▶ _DATASET EXCERPTS_:
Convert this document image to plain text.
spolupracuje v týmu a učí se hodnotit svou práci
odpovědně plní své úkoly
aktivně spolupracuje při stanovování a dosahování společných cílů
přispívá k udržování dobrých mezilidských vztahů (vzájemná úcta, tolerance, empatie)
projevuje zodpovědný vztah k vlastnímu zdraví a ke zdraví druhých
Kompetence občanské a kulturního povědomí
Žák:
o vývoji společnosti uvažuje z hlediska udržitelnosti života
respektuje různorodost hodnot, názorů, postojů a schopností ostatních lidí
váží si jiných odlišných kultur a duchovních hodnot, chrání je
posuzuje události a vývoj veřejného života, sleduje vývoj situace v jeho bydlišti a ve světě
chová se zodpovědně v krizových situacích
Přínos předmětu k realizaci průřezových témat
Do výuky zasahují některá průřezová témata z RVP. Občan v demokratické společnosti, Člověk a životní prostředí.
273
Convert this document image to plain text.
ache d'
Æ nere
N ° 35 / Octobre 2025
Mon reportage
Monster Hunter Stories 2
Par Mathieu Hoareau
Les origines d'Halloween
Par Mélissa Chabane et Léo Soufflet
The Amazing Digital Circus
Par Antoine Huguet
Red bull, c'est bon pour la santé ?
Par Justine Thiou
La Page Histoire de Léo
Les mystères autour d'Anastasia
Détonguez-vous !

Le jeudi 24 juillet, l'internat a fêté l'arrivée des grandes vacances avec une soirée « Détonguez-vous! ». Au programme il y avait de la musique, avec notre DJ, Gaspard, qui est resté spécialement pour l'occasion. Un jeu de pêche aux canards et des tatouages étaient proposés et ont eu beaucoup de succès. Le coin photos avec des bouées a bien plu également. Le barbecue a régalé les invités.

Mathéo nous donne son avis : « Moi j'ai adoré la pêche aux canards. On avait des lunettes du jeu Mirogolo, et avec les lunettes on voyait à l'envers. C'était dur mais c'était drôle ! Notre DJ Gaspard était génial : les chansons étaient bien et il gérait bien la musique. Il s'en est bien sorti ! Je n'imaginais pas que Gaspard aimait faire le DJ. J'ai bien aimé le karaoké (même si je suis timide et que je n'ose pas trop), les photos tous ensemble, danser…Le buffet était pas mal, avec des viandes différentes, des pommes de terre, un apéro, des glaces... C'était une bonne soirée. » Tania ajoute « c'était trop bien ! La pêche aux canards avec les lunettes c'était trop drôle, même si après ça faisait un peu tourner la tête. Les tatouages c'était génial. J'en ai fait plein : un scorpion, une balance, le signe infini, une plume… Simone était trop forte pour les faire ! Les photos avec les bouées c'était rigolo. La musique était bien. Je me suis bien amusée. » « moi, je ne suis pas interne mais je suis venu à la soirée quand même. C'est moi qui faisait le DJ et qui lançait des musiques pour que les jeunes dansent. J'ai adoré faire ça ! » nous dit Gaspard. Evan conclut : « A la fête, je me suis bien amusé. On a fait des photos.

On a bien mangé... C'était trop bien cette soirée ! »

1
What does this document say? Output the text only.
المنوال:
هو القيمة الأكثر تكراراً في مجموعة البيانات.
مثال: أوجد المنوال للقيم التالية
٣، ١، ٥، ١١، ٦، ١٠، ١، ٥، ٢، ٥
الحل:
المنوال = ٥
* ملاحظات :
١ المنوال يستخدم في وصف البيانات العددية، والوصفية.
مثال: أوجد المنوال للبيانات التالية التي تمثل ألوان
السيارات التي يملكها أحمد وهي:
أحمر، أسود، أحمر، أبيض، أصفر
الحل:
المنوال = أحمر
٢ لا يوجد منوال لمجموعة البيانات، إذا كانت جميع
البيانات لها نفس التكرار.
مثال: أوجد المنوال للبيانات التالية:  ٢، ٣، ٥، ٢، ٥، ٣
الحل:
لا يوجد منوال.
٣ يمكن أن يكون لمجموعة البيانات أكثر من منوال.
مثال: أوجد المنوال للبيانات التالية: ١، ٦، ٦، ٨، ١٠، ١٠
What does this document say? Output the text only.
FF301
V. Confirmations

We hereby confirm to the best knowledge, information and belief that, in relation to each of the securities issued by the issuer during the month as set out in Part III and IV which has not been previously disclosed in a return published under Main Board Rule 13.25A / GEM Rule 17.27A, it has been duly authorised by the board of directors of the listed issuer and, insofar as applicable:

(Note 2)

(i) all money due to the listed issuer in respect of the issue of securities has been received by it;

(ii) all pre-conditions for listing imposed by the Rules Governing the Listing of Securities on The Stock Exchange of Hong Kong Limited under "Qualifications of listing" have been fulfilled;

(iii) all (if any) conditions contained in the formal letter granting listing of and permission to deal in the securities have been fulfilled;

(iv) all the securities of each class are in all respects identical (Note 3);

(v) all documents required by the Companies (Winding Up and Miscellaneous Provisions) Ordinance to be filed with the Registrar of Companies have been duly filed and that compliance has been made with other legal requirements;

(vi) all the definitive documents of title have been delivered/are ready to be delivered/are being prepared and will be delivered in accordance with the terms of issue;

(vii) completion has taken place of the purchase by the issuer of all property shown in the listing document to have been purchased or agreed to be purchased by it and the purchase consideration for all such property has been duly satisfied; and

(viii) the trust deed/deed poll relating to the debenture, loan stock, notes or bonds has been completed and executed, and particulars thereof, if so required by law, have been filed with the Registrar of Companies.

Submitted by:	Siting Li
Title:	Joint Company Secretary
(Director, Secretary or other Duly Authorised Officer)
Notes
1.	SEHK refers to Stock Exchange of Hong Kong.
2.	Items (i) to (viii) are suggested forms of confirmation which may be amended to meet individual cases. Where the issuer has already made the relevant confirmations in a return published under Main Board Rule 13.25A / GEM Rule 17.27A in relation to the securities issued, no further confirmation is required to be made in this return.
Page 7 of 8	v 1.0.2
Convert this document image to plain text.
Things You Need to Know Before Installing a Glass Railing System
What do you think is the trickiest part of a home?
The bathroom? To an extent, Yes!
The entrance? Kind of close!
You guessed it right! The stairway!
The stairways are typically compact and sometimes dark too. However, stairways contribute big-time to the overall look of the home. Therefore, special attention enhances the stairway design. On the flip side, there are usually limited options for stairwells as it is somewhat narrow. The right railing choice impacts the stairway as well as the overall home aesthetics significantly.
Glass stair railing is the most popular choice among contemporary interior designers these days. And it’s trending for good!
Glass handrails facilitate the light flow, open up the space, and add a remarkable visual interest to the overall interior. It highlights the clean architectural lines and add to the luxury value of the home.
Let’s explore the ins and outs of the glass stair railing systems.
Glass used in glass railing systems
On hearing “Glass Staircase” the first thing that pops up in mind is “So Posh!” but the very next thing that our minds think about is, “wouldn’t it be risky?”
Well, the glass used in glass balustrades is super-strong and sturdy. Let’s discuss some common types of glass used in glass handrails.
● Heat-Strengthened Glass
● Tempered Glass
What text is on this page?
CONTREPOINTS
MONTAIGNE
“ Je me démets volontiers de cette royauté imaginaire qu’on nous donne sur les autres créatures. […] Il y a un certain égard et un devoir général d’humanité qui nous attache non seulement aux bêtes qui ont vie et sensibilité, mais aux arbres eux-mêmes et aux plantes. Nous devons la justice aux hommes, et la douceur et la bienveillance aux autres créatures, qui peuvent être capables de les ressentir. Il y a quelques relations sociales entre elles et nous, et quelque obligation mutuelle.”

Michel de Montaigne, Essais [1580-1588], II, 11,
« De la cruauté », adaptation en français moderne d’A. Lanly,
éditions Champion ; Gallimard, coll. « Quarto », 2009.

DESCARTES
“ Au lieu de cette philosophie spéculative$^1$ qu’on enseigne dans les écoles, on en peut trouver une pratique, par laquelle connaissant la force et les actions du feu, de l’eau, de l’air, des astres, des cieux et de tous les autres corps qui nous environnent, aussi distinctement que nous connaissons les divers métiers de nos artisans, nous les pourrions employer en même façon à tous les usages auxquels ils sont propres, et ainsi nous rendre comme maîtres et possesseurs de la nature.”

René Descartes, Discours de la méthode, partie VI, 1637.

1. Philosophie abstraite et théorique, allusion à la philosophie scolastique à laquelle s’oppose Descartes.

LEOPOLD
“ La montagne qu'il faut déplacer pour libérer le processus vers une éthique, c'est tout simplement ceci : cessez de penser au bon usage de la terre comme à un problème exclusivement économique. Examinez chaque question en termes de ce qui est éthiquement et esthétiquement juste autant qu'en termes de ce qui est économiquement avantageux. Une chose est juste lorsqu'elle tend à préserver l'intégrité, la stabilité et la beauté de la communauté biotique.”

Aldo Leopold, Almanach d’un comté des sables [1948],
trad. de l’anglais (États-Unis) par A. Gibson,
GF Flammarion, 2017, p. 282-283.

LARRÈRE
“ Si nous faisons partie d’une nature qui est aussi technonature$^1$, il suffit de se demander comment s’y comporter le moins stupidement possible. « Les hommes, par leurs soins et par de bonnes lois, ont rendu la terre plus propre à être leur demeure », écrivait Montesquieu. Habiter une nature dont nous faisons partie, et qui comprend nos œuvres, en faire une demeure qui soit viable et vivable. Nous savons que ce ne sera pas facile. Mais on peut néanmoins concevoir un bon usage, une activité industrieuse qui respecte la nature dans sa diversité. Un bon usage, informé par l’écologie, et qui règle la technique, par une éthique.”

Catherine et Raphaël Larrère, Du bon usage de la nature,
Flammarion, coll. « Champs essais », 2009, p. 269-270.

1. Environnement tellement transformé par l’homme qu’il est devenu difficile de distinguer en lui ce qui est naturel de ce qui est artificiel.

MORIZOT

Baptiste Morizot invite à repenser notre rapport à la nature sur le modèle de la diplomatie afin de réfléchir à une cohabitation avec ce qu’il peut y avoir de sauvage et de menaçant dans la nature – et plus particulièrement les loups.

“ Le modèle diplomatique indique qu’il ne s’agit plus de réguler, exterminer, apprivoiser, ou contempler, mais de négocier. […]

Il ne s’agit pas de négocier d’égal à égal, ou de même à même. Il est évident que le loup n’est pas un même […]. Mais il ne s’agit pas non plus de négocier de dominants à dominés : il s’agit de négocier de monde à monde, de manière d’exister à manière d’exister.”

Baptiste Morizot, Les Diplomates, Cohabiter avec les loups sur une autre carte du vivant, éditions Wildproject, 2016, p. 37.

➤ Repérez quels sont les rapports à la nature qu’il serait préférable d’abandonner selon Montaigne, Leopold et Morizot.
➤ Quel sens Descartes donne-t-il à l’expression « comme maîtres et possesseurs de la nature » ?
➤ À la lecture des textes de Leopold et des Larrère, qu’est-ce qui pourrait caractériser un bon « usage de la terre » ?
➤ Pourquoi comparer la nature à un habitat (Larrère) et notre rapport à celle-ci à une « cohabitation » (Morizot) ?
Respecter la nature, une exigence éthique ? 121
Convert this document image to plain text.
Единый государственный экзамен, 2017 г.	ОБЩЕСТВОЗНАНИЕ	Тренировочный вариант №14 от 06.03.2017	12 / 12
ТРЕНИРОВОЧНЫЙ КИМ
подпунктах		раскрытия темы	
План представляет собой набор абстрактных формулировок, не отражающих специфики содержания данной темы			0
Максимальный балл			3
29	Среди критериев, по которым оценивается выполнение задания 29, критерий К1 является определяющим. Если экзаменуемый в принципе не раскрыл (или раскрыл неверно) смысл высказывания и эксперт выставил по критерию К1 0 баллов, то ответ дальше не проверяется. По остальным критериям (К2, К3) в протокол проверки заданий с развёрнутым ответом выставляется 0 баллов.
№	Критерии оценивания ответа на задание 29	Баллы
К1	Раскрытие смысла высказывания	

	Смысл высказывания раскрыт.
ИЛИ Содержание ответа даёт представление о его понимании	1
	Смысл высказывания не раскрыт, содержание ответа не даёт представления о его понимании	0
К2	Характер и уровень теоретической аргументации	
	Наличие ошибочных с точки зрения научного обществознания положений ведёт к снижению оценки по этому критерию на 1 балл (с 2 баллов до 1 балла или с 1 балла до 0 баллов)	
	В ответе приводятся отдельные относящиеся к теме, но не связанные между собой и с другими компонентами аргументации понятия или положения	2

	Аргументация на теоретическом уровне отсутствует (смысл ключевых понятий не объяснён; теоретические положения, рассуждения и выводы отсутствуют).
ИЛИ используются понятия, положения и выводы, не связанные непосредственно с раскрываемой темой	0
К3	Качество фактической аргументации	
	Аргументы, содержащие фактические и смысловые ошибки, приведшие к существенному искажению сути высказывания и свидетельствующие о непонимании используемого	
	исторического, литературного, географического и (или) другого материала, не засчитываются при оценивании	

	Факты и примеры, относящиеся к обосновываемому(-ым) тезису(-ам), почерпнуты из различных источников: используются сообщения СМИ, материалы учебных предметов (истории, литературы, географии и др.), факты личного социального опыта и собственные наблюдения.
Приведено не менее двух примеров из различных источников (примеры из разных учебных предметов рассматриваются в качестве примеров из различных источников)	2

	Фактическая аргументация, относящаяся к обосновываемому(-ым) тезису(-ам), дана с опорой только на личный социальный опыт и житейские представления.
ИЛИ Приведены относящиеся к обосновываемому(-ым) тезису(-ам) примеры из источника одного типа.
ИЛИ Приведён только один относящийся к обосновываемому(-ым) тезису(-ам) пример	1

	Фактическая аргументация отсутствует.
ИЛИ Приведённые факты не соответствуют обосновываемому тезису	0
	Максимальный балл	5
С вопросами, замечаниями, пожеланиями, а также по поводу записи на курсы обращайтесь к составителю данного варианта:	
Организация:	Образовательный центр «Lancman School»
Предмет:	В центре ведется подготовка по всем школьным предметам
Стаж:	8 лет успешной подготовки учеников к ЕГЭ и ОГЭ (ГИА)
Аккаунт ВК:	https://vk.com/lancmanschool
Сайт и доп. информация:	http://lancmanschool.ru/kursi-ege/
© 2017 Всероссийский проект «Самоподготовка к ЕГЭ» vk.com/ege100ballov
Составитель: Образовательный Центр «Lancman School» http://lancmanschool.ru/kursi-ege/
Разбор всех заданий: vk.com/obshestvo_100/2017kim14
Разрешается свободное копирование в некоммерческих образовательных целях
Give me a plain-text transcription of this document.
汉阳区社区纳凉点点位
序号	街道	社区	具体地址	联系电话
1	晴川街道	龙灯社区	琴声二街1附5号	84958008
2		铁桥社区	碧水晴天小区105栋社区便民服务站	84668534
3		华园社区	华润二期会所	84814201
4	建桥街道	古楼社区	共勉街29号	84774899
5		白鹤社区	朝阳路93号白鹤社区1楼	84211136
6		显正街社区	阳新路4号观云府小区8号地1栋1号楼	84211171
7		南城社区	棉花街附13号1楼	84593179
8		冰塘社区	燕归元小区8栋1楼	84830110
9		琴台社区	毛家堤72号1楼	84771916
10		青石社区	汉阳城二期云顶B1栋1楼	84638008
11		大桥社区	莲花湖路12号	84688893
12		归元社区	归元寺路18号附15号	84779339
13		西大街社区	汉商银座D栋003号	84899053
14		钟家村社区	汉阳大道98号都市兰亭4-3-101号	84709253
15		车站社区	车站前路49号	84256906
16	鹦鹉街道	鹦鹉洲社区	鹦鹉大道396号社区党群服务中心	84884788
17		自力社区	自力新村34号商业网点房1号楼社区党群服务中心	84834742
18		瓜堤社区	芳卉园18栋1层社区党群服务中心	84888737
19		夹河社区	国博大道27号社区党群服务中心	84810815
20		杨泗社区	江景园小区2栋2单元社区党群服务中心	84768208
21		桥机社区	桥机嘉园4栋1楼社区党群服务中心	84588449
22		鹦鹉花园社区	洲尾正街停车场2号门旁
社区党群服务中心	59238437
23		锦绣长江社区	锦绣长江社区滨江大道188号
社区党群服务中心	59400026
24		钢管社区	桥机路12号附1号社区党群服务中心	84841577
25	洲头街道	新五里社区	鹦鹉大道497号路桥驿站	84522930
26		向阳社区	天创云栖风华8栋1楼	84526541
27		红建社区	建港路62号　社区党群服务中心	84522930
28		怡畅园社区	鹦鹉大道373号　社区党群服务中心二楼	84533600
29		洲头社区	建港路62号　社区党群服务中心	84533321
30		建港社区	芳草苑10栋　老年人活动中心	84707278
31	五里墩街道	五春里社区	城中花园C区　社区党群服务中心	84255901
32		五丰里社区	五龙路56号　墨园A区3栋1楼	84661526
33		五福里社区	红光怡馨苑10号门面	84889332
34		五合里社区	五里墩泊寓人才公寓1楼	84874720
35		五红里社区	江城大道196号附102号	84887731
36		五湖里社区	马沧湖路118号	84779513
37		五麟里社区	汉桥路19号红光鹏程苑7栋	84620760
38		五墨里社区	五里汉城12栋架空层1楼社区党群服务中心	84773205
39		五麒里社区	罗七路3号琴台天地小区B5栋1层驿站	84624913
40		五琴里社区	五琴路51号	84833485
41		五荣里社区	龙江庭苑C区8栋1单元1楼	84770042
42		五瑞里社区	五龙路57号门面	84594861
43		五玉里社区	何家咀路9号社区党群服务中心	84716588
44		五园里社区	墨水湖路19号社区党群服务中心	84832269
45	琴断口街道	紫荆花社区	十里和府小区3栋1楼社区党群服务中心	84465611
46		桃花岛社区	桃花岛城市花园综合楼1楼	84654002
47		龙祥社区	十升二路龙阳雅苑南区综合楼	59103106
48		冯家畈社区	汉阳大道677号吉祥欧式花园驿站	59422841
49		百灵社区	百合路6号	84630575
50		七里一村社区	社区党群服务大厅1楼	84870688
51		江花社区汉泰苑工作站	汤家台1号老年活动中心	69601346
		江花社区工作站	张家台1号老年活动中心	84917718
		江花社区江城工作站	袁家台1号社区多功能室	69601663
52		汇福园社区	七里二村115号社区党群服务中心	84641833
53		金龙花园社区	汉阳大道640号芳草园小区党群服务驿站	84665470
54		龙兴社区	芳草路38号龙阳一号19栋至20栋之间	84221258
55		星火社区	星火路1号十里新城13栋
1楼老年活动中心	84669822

▶ _YOUR OBJECTIVE_:
Copy out each line in the preceding records that contains "Secretary".

▶ _OUTPUT FOR THIS TASK_:
Title:	Joint Company Secretary
(Director, Secretary or other Duly Authorised Officer)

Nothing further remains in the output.